**JOB**
Check each line of the records for "JSON"; collect those that have it.

═══ STORED DATA

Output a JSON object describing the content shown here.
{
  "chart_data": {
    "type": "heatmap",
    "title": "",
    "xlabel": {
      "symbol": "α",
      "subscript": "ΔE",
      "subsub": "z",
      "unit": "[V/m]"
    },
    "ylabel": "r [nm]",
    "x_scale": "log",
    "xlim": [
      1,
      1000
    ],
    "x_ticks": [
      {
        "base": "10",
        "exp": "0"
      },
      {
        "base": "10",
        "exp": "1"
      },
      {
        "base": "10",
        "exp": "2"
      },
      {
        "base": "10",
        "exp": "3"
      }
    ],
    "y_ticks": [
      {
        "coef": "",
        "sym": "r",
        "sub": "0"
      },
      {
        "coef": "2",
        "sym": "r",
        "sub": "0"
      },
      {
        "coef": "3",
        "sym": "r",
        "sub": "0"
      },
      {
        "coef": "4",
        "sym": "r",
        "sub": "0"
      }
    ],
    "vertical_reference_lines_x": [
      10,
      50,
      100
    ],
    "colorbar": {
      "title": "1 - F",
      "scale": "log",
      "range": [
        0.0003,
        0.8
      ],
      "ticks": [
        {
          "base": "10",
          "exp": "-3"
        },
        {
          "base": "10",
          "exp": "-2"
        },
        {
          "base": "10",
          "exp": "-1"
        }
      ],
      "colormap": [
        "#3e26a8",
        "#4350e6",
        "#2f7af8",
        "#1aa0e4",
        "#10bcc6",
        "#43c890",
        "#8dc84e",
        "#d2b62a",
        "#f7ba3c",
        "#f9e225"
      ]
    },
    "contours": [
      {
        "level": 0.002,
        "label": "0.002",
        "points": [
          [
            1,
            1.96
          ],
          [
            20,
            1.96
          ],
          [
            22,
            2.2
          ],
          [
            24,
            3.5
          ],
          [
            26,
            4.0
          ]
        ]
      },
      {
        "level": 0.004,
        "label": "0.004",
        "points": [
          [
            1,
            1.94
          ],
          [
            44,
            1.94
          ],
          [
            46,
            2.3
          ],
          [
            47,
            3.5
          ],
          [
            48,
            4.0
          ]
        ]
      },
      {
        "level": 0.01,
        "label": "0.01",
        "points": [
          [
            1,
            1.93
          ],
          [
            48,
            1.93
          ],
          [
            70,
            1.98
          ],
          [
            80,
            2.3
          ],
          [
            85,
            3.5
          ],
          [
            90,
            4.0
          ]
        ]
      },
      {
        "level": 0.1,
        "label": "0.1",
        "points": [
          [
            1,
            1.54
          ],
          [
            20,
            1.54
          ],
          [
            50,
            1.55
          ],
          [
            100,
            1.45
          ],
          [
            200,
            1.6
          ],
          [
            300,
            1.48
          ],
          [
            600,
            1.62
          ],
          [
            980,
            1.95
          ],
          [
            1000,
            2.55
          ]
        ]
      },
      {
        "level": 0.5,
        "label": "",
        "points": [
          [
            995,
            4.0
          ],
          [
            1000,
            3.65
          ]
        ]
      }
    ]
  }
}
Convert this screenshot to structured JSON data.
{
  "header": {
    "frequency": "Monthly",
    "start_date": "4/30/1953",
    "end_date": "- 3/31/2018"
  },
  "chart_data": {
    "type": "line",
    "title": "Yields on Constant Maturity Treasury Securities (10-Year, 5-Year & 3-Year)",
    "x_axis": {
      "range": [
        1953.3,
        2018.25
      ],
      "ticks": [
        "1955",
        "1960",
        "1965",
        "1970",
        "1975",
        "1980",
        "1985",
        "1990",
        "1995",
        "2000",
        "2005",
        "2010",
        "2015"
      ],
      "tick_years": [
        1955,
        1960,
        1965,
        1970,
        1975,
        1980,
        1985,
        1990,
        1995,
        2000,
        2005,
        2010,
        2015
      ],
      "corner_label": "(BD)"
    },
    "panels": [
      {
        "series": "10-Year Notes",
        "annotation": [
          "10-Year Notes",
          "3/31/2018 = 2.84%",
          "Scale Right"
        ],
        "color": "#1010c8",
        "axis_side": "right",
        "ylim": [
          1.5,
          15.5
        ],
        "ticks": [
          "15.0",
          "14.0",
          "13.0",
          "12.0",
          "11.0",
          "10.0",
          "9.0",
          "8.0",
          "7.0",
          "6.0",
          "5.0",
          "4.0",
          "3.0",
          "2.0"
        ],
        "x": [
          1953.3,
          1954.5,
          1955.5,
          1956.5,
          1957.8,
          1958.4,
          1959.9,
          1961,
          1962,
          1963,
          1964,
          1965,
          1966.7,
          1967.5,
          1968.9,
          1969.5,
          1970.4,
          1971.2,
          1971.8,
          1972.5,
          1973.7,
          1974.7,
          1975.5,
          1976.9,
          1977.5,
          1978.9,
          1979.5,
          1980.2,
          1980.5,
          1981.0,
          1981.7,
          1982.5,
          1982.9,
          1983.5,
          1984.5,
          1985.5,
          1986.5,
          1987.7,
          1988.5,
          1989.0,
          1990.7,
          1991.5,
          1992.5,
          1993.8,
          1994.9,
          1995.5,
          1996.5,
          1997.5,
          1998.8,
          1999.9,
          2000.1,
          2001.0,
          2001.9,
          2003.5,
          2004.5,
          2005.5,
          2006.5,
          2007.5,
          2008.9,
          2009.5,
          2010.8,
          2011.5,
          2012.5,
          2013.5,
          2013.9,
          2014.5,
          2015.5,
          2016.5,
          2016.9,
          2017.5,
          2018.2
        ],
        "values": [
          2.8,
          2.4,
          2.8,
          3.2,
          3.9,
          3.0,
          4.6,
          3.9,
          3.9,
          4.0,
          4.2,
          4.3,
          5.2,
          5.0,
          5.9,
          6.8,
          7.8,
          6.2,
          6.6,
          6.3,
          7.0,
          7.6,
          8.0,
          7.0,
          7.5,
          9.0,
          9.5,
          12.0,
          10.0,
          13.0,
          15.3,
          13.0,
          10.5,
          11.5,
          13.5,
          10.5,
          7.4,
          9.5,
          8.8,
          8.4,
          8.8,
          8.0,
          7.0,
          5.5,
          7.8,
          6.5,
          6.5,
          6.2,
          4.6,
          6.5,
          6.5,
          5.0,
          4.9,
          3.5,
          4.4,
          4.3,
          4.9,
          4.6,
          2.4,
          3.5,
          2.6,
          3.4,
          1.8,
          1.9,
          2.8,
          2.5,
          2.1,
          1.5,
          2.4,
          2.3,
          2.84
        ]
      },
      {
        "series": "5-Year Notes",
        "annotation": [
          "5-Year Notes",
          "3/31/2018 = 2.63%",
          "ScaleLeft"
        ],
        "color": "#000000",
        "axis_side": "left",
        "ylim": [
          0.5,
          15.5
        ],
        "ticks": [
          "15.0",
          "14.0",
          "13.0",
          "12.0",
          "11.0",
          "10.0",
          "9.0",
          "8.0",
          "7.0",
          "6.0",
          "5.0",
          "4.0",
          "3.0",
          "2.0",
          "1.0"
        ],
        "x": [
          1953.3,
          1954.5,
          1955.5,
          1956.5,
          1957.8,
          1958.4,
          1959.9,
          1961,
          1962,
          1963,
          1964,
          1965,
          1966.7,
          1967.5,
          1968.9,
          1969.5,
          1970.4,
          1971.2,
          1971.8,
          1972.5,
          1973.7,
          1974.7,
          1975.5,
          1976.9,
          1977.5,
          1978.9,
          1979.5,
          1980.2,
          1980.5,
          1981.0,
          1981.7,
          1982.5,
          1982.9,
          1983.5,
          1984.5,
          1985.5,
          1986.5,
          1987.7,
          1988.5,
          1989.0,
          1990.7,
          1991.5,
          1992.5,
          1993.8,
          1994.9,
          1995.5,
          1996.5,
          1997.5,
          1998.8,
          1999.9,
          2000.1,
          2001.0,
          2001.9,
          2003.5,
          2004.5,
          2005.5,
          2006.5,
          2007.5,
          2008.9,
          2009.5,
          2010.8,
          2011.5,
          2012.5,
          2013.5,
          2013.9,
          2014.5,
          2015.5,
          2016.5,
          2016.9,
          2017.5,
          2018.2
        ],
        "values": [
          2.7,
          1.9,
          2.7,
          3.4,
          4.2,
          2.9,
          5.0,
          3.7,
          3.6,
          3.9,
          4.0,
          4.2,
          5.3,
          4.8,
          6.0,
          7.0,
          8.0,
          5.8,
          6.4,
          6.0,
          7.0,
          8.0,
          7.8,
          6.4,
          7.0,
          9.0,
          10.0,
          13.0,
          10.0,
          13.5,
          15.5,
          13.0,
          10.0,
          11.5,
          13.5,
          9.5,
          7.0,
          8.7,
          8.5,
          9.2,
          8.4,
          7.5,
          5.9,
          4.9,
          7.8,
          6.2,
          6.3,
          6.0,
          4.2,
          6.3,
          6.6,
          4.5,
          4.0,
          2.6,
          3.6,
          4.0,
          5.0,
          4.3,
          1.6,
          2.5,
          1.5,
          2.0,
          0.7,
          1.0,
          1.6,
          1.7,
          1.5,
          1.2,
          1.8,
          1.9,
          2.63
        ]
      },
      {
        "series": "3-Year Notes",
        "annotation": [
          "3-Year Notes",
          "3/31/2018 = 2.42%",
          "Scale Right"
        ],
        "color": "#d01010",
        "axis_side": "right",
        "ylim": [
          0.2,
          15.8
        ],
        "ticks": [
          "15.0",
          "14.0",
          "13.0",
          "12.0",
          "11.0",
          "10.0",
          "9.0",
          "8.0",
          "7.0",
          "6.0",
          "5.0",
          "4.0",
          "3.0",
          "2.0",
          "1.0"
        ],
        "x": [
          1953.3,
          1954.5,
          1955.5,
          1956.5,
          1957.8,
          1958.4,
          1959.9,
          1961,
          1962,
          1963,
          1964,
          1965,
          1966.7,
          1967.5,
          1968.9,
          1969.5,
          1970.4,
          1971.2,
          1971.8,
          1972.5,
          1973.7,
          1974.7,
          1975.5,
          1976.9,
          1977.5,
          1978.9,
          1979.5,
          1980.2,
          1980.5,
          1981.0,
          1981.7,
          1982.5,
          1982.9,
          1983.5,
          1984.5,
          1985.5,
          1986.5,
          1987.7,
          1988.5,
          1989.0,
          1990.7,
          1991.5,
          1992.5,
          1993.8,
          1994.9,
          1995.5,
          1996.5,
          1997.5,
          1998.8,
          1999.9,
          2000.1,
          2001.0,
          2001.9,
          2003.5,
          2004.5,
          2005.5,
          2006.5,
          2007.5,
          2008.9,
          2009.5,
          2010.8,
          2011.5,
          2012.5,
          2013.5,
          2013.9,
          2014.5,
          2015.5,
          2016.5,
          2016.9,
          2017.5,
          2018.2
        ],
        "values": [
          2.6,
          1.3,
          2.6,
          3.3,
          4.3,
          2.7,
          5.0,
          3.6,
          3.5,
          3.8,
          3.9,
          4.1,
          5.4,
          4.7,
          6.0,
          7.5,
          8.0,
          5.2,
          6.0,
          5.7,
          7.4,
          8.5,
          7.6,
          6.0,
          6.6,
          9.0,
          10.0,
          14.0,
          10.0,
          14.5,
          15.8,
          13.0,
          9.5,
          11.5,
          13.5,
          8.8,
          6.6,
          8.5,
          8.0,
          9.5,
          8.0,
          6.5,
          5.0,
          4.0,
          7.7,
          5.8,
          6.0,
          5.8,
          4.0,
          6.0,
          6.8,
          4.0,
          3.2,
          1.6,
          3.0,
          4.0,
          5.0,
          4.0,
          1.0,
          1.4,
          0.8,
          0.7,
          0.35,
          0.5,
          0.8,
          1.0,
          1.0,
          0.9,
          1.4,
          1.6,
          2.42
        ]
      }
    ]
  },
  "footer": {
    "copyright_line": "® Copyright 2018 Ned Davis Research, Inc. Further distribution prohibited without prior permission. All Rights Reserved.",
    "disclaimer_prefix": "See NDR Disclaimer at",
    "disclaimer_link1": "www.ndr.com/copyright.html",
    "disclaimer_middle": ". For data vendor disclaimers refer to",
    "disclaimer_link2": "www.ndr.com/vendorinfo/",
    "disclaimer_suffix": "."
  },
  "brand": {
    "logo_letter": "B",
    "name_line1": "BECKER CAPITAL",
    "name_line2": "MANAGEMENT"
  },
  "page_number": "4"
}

══════

**PROBLEM SOLUTION**
Output a JSON object describing the content shown here.
Convert this screenshot to structured JSON data.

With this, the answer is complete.